## FRAGMENT
Pożar katedry Notre Dame. 15.04.2019.
Sercem patrz, bo serce widzi to, czego oczy nie widzą – mówił Lis do Małego Księcia. Książka Antoine de Saint-Exupéry pojawiła się na egzaminie ósmoklasistów. Pisałem, że czytam tą książkę co siedem lat, zacząłem jak miałem siedem i tak do dziś. Za każdym razem odkrywam coś nowego. Jednak to, co powiedział Lis Małemu Księciu, uważam za najważniejsze.
Pytanie na egzaminie ósmoklasistów, czy w kontaktach międzyludzkich należy kierować się sercem, czy rozumem, moim zadaniem jest błędne. Ktoś kto go sformułował, nie ma pojęcia o “Małym Księciu”. Ja patrzę sercem i widzę to, czego wielu nie widzi, mam wątpliwości czy kierują się oni rozumem. Przykładem mogą być znaki, które daje nam Bóg. Dla mnie katastrofa smoleńska była takim znakiem ale dla tych, którzy kierują się rozumem, była zamachem albo straszną tragedią. Tak Świat postrzega ateista albo ten, dla którego wiara, to wielkanocny koszyk ze święconką.
Spłonęła Katedra Notre Dame w Paryżu – to też znak. Bóg w ciągłej walce dobra ze złem, pokazuje nam swoje stanowisko. Nam, bo żółte kamizelki mamy też w Polsce ale żeby zrozumieć co teraz piszę, trzeba patrzeć sercem – Prezydent Francji Emmanuel Macron zrozumiał.

## ZADANIE
Przepisz z fragmentu dokładnie tekst od słów „Pożar katedry Notre” aż do słów „uważam za najważniejsze.” włącznie. Opieraj się wyłącznie na powyższym fragmencie.

## PREZENTOWANE DANE
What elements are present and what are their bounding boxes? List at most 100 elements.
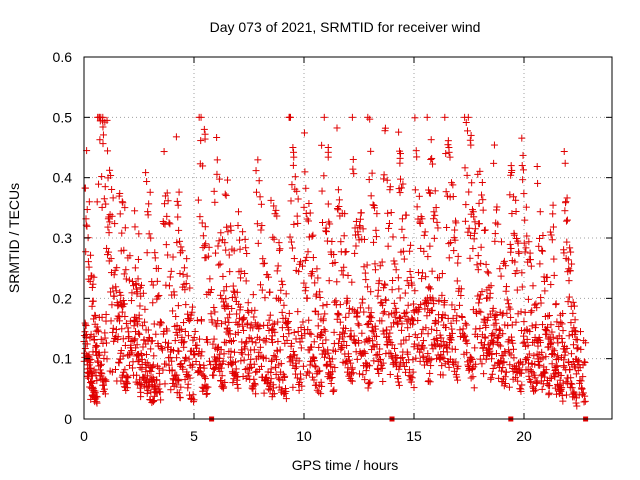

## WYNIK ZADANIA
Pożar katedry Notre Dame. 15.04.2019.
Sercem patrz, bo serce widzi to, czego oczy nie widzą – mówił Lis do Małego Księcia. Książka Antoine de Saint-Exupéry pojawiła się na egzaminie ósmoklasistów. Pisałem, że czytam tą książkę co siedem lat, zacząłem jak miałem siedem i tak do dziś. Za każdym razem odkrywam coś nowego. Jednak to, co powiedział Lis Małemu Księciu, uważam za najważniejsze.